## DATA ROWS
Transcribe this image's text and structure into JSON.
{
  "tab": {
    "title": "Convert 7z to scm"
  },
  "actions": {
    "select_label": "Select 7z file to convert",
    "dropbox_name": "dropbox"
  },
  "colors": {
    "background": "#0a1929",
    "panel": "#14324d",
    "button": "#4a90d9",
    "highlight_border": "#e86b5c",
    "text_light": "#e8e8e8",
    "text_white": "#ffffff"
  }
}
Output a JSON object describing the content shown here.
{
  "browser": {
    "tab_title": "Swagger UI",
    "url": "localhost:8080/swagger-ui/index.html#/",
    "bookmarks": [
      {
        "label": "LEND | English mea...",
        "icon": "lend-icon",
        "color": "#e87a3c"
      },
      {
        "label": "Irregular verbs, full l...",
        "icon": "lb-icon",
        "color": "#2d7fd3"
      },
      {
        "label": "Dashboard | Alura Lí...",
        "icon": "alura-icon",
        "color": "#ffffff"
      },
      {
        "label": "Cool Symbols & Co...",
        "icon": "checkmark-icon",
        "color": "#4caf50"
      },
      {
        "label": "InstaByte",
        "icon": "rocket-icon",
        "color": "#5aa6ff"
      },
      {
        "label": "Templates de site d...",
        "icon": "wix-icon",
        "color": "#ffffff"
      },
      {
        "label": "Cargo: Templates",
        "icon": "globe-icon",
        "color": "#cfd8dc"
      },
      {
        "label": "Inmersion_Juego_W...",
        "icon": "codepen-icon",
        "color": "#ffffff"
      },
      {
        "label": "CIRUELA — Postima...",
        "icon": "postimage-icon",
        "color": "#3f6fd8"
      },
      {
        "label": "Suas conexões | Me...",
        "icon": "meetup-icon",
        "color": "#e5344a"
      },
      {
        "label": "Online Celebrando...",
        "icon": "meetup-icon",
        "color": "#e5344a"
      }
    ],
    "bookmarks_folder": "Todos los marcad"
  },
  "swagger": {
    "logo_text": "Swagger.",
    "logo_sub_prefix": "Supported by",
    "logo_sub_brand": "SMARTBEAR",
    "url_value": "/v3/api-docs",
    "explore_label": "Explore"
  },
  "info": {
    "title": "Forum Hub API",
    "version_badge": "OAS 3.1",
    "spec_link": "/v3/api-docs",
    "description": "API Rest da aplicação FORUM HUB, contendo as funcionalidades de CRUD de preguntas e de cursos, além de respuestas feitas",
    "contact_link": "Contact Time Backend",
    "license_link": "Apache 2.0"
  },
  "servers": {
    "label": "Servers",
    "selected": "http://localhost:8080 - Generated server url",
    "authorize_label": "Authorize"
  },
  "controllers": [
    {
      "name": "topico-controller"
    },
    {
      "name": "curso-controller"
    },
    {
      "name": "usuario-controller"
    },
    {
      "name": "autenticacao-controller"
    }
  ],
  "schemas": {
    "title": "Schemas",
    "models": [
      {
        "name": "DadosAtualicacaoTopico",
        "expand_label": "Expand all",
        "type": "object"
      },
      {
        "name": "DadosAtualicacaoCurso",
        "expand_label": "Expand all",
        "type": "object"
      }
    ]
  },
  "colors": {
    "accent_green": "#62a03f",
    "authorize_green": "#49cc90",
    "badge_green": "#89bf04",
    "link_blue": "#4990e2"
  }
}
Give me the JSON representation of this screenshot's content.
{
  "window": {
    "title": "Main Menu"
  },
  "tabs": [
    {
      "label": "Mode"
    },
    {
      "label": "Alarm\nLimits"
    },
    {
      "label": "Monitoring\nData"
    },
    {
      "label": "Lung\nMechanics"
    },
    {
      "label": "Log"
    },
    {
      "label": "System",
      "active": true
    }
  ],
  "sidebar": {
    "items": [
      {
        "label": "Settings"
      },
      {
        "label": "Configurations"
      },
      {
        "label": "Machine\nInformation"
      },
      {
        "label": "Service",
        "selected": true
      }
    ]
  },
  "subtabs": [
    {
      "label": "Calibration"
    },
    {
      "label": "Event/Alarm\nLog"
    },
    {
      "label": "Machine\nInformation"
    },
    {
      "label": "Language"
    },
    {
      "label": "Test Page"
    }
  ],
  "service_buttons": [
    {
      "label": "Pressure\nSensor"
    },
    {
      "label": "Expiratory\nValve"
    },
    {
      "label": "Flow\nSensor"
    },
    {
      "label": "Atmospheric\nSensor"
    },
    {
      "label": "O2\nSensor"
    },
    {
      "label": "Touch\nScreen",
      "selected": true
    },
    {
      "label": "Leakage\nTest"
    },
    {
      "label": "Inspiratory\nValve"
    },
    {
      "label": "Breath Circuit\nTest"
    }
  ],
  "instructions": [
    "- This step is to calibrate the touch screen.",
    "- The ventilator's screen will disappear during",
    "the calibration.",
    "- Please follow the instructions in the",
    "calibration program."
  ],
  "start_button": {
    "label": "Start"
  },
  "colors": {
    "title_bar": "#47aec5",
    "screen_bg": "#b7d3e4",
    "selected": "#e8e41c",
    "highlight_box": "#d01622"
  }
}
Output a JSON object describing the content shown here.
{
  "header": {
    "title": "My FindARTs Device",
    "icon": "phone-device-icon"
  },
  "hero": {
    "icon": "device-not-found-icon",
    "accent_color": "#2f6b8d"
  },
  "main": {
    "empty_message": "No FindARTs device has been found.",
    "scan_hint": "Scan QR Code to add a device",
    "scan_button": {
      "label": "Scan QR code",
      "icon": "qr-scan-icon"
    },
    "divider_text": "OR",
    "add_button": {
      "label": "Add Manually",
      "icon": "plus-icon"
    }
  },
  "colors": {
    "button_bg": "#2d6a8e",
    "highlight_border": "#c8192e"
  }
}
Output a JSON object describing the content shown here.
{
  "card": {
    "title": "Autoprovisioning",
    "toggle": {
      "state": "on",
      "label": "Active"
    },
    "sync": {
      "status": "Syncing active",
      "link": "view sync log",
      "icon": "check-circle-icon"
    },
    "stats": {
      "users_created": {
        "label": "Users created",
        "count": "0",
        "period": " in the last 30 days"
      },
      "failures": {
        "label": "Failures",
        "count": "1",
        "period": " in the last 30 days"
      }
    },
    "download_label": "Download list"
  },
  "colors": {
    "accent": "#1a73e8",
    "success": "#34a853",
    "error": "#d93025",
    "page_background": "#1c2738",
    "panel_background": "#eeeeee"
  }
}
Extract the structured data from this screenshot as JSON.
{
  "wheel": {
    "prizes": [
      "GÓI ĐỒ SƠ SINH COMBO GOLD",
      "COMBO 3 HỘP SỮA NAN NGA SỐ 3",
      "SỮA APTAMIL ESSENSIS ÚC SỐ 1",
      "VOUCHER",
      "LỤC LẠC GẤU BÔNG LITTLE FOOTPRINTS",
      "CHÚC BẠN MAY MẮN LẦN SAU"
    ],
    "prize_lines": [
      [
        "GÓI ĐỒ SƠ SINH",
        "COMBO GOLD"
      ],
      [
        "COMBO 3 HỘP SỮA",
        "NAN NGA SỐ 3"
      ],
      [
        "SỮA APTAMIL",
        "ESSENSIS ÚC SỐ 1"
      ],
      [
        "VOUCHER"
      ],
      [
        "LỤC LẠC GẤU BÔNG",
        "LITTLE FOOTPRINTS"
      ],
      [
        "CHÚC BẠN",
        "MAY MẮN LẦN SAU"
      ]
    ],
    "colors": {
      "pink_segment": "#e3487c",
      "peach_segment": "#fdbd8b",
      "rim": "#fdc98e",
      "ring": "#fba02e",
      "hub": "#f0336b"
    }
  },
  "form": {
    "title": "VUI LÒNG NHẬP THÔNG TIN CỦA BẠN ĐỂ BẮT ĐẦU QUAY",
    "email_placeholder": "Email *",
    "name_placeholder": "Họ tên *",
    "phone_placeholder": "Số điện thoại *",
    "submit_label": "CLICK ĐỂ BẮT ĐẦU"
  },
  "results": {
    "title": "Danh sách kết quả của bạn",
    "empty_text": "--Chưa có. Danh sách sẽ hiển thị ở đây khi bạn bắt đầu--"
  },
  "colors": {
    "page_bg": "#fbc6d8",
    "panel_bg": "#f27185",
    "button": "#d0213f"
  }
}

## GIVEN PROBLEM
Pull out each line of the listing that holds the string "LITTLE".

## SOLVED PROBLEM
      "LỤC LẠC GẤU BÔNG LITTLE FOOTPRINTS",
        "LITTLE FOOTPRINTS"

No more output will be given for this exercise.